──────── Task input ────────
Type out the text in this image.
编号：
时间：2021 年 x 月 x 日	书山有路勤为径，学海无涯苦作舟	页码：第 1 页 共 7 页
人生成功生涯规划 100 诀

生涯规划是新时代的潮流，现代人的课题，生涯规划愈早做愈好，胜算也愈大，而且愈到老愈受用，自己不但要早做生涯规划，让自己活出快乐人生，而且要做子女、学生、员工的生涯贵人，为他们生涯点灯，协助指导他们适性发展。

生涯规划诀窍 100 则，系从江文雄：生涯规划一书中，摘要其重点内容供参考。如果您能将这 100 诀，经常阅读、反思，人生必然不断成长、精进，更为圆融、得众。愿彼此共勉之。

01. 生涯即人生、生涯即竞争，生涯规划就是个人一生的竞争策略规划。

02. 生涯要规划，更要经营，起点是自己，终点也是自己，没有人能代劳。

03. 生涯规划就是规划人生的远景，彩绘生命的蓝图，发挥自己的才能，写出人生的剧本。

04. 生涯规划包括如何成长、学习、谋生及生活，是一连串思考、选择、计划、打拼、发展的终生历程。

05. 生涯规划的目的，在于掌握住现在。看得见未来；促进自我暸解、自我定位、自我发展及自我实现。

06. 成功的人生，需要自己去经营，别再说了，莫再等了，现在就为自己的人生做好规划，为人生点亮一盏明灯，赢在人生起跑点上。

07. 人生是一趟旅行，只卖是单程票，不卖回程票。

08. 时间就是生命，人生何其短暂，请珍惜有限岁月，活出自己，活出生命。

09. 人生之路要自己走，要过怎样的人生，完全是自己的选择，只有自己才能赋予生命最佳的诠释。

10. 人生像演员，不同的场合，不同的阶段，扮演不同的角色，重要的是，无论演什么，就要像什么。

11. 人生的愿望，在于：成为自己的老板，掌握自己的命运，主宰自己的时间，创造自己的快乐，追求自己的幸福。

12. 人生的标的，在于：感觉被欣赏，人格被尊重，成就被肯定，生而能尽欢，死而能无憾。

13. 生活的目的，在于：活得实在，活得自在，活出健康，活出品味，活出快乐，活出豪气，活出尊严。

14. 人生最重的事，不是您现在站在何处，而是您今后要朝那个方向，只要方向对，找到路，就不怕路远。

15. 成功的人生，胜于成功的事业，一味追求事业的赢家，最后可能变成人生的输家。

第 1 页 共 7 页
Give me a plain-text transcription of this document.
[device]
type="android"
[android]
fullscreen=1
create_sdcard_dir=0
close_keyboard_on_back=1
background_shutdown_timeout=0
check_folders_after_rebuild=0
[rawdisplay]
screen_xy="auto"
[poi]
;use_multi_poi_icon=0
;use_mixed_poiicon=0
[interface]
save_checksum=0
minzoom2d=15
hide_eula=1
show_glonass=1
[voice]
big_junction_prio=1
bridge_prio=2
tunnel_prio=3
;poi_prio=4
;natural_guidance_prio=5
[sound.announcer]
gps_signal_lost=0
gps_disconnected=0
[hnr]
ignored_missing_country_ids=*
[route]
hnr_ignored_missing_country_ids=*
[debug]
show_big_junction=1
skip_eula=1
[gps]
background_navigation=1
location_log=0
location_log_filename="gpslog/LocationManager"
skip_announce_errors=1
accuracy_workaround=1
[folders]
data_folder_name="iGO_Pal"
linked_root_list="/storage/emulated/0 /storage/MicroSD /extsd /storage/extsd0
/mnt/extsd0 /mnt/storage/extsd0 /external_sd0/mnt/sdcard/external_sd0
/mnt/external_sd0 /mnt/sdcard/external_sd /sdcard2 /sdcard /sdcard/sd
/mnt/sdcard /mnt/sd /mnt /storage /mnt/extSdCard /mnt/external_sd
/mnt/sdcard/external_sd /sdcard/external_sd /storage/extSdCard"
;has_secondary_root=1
────────
Exercise brief:
How many lines of the records contain the string "extSdCard"? Respond with the number alone.

Written response:
2